• **The records**:
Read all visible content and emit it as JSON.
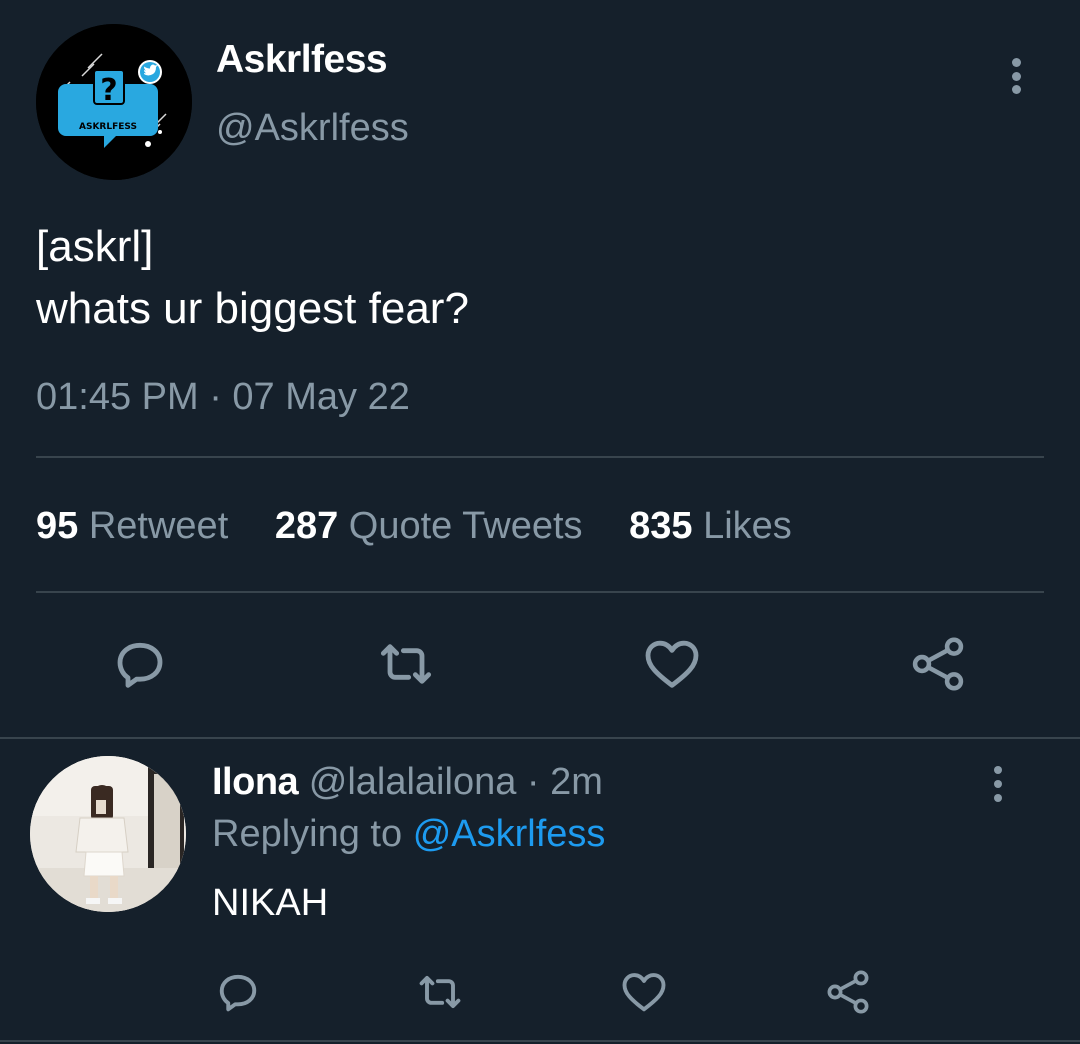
{
  "tweet": {
    "display_name": "Askrlfess",
    "handle": "@Askrlfess",
    "avatar_label": "ASKRLFESS",
    "text_line1": "[askrl]",
    "text_line2": "whats ur biggest fear?",
    "timestamp": "01:45 PM · 07 May 22",
    "stats": {
      "retweet_count": "95",
      "retweet_label": "Retweet",
      "quote_count": "287",
      "quote_label": "Quote Tweets",
      "like_count": "835",
      "like_label": "Likes"
    },
    "actions": [
      "reply-icon",
      "retweet-icon",
      "like-icon",
      "share-icon"
    ]
  },
  "reply": {
    "display_name": "Ilona",
    "handle": "@lalalailona",
    "separator": "·",
    "time": "2m",
    "replying_prefix": "Replying to",
    "replying_to": "@Askrlfess",
    "text": "NIKAH",
    "actions": [
      "reply-icon",
      "retweet-icon",
      "like-icon",
      "share-icon"
    ]
  },
  "colors": {
    "background": "#15202b",
    "secondary_text": "#8899a6",
    "divider": "#38444d",
    "accent": "#1d9bf0"
  }
}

• **Your objective**: Repeat the listing verbatim. Skip the pictures.

• **Answer to the problem**:
Read all visible content and emit it as JSON.
{
  "tweet": {
    "display_name": "Askrlfess",
    "handle": "@Askrlfess",
    "avatar_label": "ASKRLFESS",
    "text_line1": "[askrl]",
    "text_line2": "whats ur biggest fear?",
    "timestamp": "01:45 PM · 07 May 22",
    "stats": {
      "retweet_count": "95",
      "retweet_label": "Retweet",
      "quote_count": "287",
      "quote_label": "Quote Tweets",
      "like_count": "835",
      "like_label": "Likes"
    },
    "actions": [
      "reply-icon",
      "retweet-icon",
      "like-icon",
      "share-icon"
    ]
  },
  "reply": {
    "display_name": "Ilona",
    "handle": "@lalalailona",
    "separator": "·",
    "time": "2m",
    "replying_prefix": "Replying to",
    "replying_to": "@Askrlfess",
    "text": "NIKAH",
    "actions": [
      "reply-icon",
      "retweet-icon",
      "like-icon",
      "share-icon"
    ]
  },
  "colors": {
    "background": "#15202b",
    "secondary_text": "#8899a6",
    "divider": "#38444d",
    "accent": "#1d9bf0"
  }
}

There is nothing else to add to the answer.